_WHAT THE TASK ASKS_
Extract and list every line that contains the word "explained".

_Dataset entries on figures_
>> BEGIN
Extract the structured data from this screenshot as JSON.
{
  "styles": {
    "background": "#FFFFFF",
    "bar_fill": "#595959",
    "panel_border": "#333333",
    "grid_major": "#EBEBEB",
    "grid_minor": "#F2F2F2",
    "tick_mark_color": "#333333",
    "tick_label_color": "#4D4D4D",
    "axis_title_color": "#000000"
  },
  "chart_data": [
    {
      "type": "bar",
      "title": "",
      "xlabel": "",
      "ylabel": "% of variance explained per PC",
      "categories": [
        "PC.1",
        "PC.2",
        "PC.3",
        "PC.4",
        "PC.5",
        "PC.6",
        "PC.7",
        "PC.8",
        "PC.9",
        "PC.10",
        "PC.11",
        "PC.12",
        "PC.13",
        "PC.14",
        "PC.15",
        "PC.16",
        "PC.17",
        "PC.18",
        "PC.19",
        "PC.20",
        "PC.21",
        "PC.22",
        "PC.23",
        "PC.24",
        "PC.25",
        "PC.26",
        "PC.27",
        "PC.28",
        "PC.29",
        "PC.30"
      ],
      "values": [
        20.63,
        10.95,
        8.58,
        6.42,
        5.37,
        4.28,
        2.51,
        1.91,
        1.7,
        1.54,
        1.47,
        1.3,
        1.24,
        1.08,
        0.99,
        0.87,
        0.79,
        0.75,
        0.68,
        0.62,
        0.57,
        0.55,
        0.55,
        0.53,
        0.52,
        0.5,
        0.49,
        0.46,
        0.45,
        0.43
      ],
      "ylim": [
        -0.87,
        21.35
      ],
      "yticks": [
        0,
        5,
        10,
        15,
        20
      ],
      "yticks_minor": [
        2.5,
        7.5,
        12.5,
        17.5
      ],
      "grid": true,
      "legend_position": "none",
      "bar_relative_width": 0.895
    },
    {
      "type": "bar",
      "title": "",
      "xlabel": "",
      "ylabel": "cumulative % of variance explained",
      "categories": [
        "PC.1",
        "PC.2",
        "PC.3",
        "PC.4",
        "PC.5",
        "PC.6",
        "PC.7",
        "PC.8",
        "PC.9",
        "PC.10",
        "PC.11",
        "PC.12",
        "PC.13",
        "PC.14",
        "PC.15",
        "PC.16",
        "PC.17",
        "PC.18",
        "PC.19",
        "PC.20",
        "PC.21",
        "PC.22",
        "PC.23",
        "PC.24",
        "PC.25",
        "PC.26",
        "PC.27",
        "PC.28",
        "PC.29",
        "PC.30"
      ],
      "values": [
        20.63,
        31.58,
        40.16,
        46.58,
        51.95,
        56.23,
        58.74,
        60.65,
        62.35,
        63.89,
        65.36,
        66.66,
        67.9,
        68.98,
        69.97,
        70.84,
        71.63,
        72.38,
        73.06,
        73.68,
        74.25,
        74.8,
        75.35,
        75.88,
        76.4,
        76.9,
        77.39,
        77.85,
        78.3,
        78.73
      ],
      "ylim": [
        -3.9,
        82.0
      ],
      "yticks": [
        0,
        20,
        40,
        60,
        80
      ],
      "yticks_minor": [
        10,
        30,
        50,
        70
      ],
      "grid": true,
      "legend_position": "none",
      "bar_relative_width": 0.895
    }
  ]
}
>> END
_EXERCISE RESPONSE_
      "ylabel": "% of variance explained per PC",
      "ylabel": "cumulative % of variance explained",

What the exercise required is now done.